* start *
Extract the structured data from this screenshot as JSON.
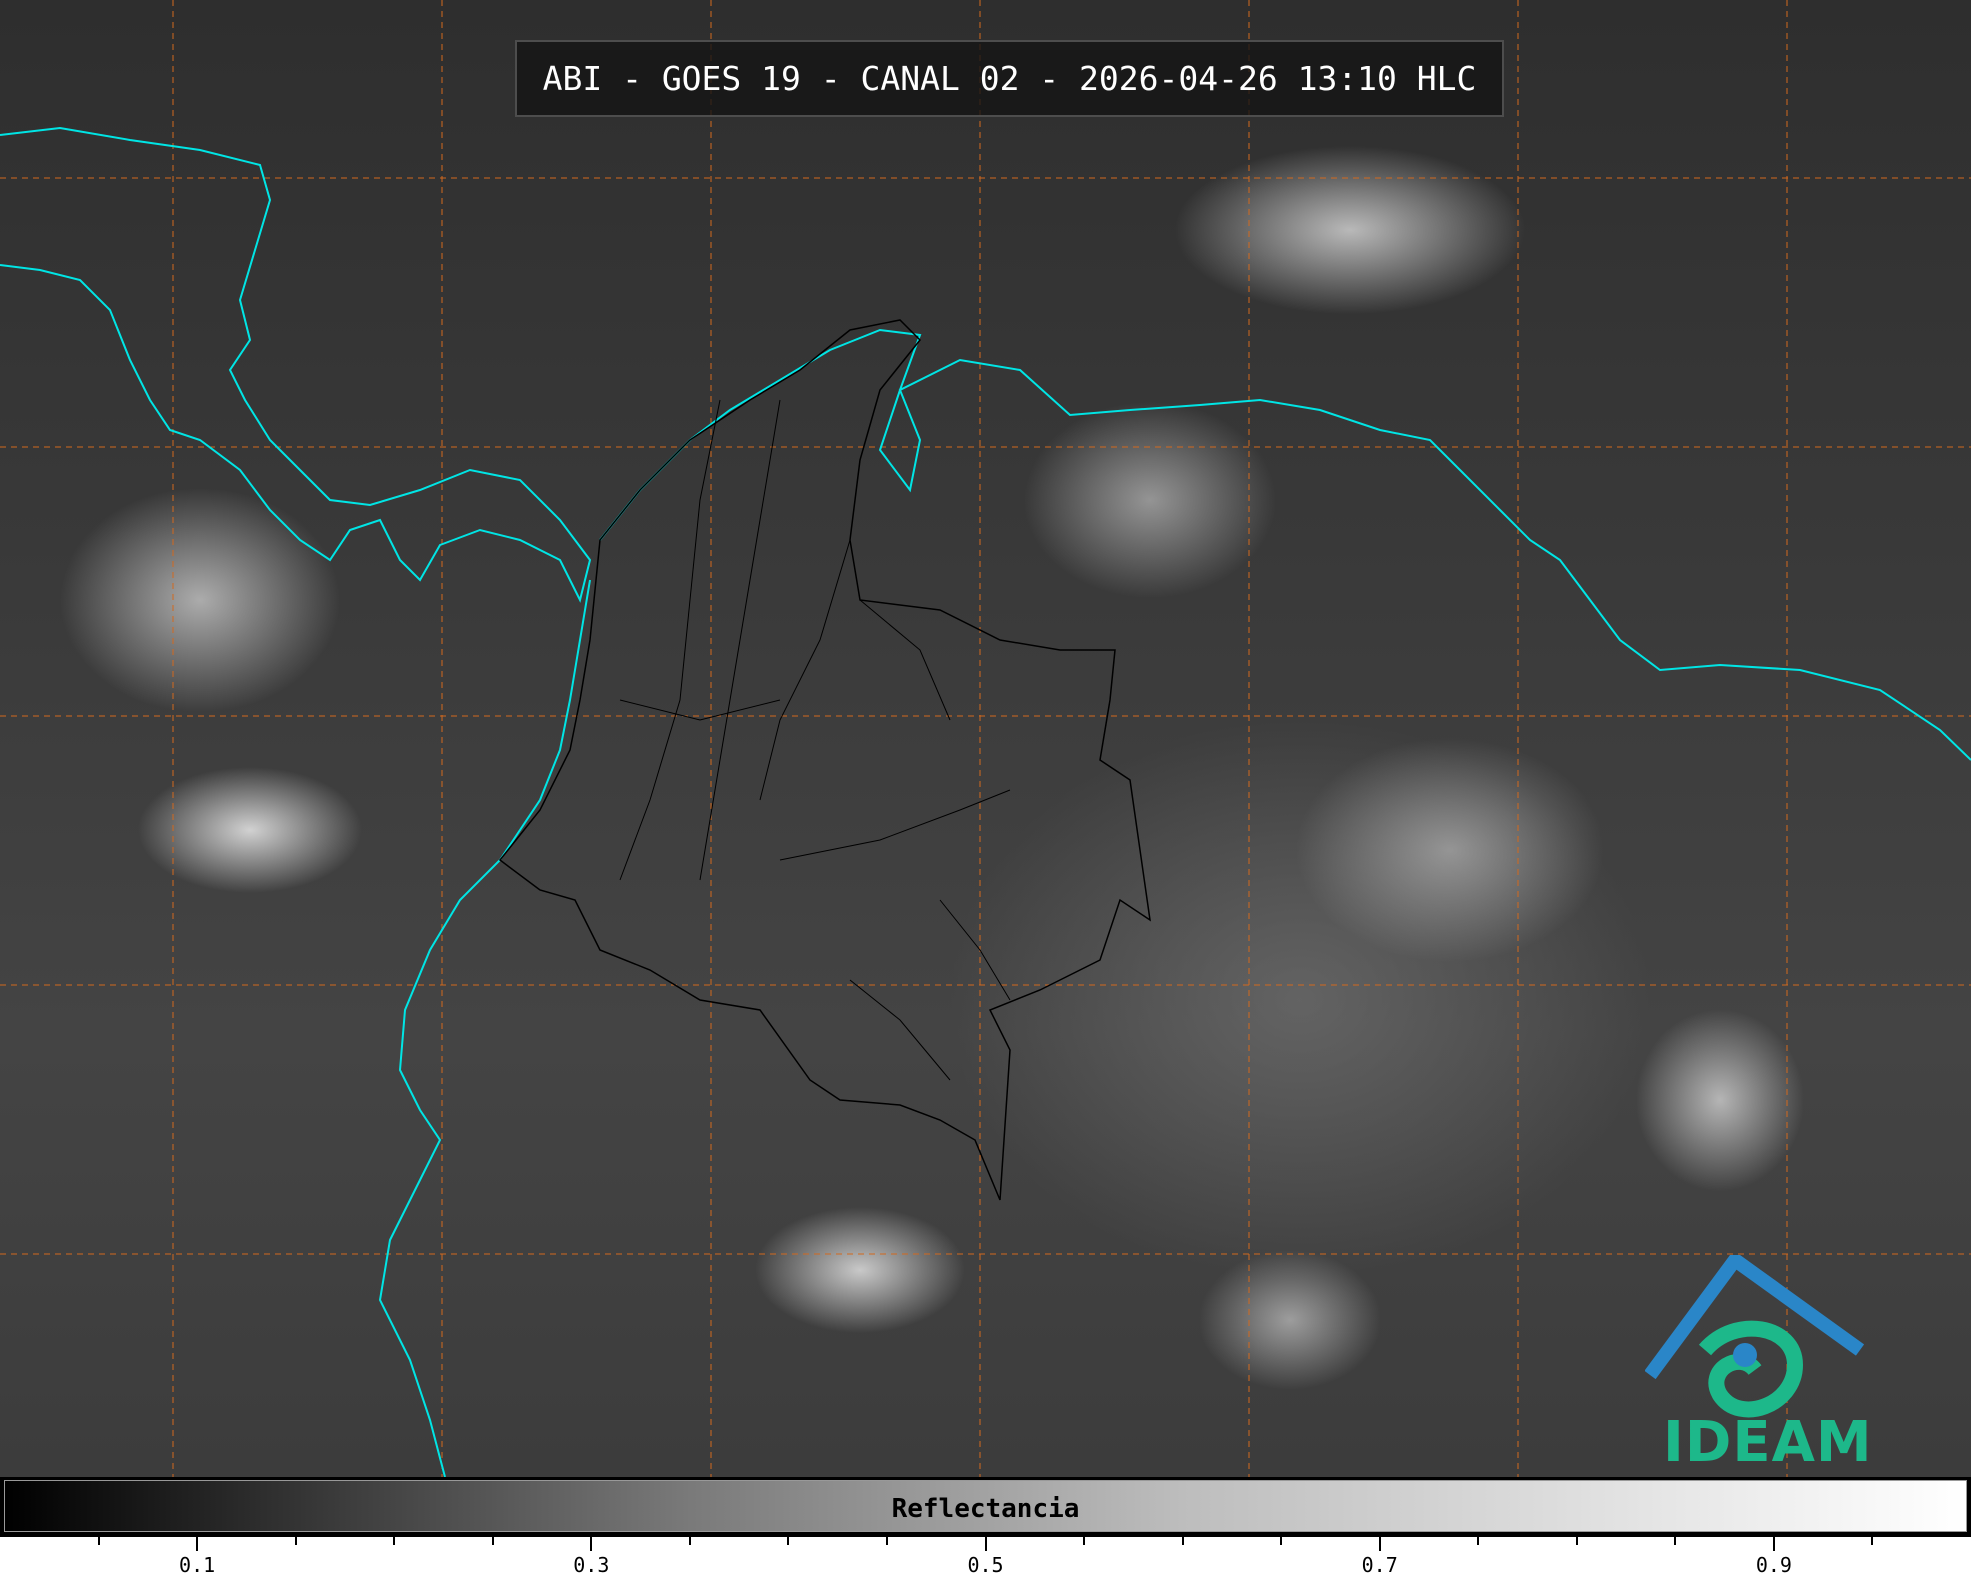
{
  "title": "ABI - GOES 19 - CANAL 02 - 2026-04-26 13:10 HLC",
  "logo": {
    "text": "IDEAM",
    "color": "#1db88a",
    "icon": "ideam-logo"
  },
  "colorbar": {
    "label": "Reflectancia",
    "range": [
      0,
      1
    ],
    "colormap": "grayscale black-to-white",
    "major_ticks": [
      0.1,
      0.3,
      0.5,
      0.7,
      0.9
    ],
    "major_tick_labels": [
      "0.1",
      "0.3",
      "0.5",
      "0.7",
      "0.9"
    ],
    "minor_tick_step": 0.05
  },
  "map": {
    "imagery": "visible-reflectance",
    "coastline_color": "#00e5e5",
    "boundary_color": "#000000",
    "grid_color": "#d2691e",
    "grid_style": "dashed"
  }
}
* end *
YOUR TASK: Repeat the material above in full and exactly, apart from the pictures.

FULL RESPONSE:
Extract the structured data from this screenshot as JSON.
{
  "title": "ABI - GOES 19 - CANAL 02 - 2026-04-26 13:10 HLC",
  "logo": {
    "text": "IDEAM",
    "color": "#1db88a",
    "icon": "ideam-logo"
  },
  "colorbar": {
    "label": "Reflectancia",
    "range": [
      0,
      1
    ],
    "colormap": "grayscale black-to-white",
    "major_ticks": [
      0.1,
      0.3,
      0.5,
      0.7,
      0.9
    ],
    "major_tick_labels": [
      "0.1",
      "0.3",
      "0.5",
      "0.7",
      "0.9"
    ],
    "minor_tick_step": 0.05
  },
  "map": {
    "imagery": "visible-reflectance",
    "coastline_color": "#00e5e5",
    "boundary_color": "#000000",
    "grid_color": "#d2691e",
    "grid_style": "dashed"
  }
}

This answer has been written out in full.